**TASK BRIEF**
Return a copy of every line in the records that includes the word "liver".

━━━━━ SUPPLIED ENTRIES ━━━━━

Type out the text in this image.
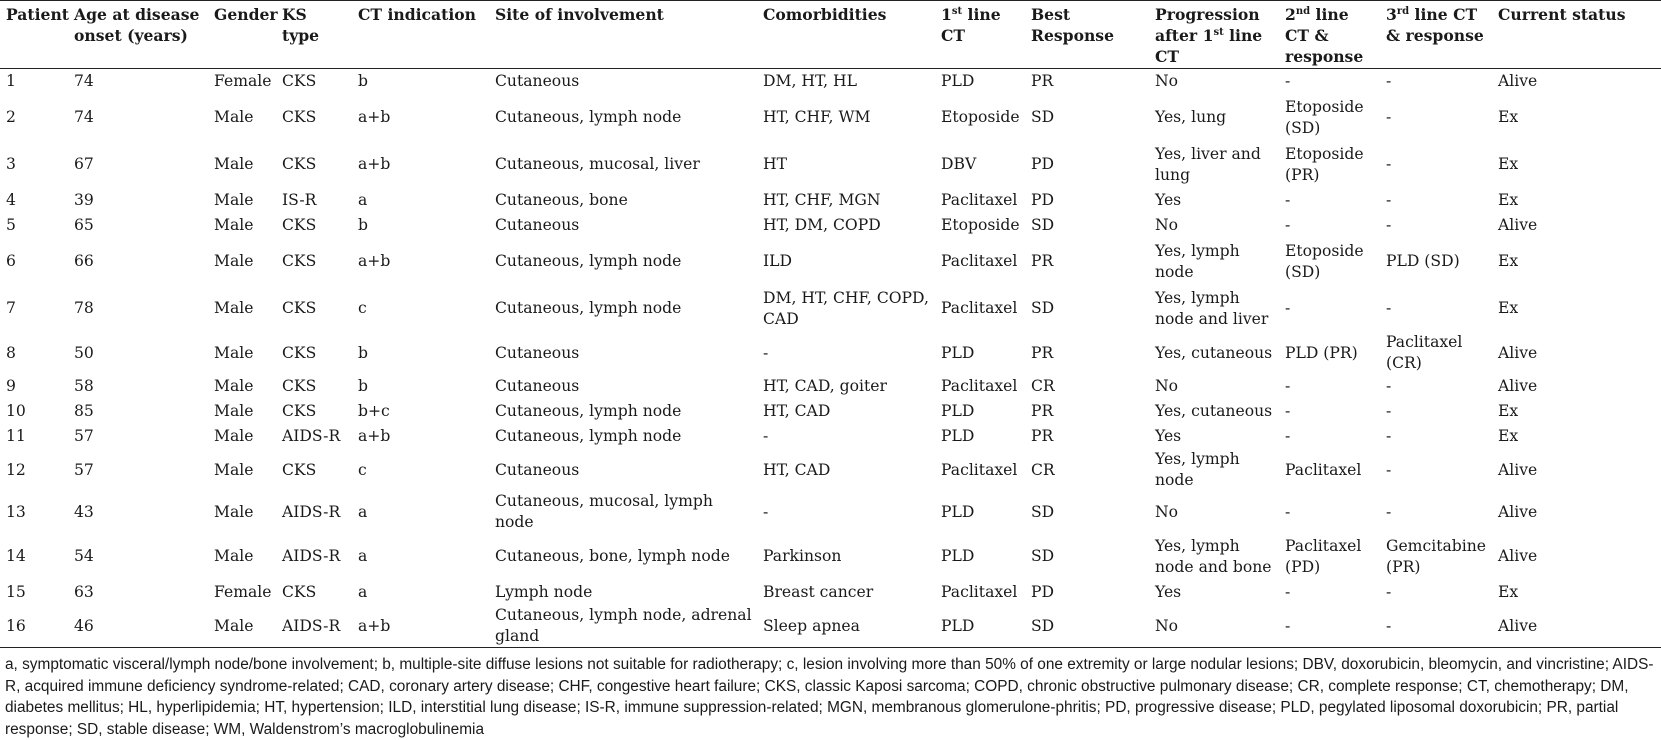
Patient	Age at disease onset (years)	Gender	KS type	CT indication	Site of involvement	Comorbidities	1st line CT	Best Response	Progression after 1st line CT	2nd line CT & response	3rd line CT & response	Current status
1	74	Female	CKS	b	Cutaneous	DM, HT, HL	PLD	PR	No	-	-	Alive
2	74	Male	CKS	a+b	Cutaneous, lymph node	HT, CHF, WM	Etoposide	SD	Yes, lung	Etoposide (SD)	-	Ex
3	67	Male	CKS	a+b	Cutaneous, mucosal, liver	HT	DBV	PD	Yes, liver and lung	Etoposide (PR)	-	Ex
4	39	Male	IS-R	a	Cutaneous, bone	HT, CHF, MGN	Paclitaxel	PD	Yes	-	-	Ex
5	65	Male	CKS	b	Cutaneous	HT, DM, COPD	Etoposide	SD	No	-	-	Alive
6	66	Male	CKS	a+b	Cutaneous, lymph node	ILD	Paclitaxel	PR	Yes, lymph node	Etoposide (SD)	PLD (SD)	Ex
7	78	Male	CKS	c	Cutaneous, lymph node	DM, HT, CHF, COPD, CAD	Paclitaxel	SD	Yes, lymph node and liver	-	-	Ex
8	50	Male	CKS	b	Cutaneous	-	PLD	PR	Yes, cutaneous	PLD (PR)	Paclitaxel (CR)	Alive
9	58	Male	CKS	b	Cutaneous	HT, CAD, goiter	Paclitaxel	CR	No	-	-	Alive
10	85	Male	CKS	b+c	Cutaneous, lymph node	HT, CAD	PLD	PR	Yes, cutaneous	-	-	Ex
11	57	Male	AIDS-R	a+b	Cutaneous, lymph node	-	PLD	PR	Yes	-	-	Ex
12	57	Male	CKS	c	Cutaneous	HT, CAD	Paclitaxel	CR	Yes, lymph node	Paclitaxel	-	Alive
13	43	Male	AIDS-R	a	Cutaneous, mucosal, lymph node	-	PLD	SD	No	-	-	Alive
14	54	Male	AIDS-R	a	Cutaneous, bone, lymph node	Parkinson	PLD	SD	Yes, lymph node and bone	Paclitaxel (PD)	Gemcitabine (PR)	Alive
15	63	Female	CKS	a	Lymph node	Breast cancer	Paclitaxel	PD	Yes	-	-	Ex
16	46	Male	AIDS-R	a+b	Cutaneous, lymph node, adrenal gland	Sleep apnea	PLD	SD	No	-	-	Alive
a, symptomatic visceral/lymph node/bone involvement; b, multiple-site diffuse lesions not suitable for radiotherapy; c, lesion involving more than 50% of one extremity or large nodular lesions; DBV, doxorubicin, bleomycin, and vincristine; AIDS-R, acquired immune deficiency syndrome-related; CAD, coronary artery disease; CHF, congestive heart failure; CKS, classic Kaposi sarcoma; COPD, chronic obstructive pulmonary disease; CR, complete response; CT, chemotherapy; DM, diabetes mellitus; HL, hyperlipidemia; HT, hypertension; ILD, interstitial lung disease; IS-R, immune suppression-related; MGN, membranous glomerulone-phritis; PD, progressive disease; PLD, pegylated liposomal doxorubicin; PR, partial response; SD, stable disease; WM, Waldenstrom’s macroglobulinemia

━━━━━

**OUTPUT FOR THIS TASK**
3	67	Male	CKS	a+b	Cutaneous, mucosal, liver	HT	DBV	PD	Yes, liver and lung	Etoposide (PR)	-	Ex
7	78	Male	CKS	c	Cutaneous, lymph node	DM, HT, CHF, COPD, CAD	Paclitaxel	SD	Yes, lymph node and liver	-	-	Ex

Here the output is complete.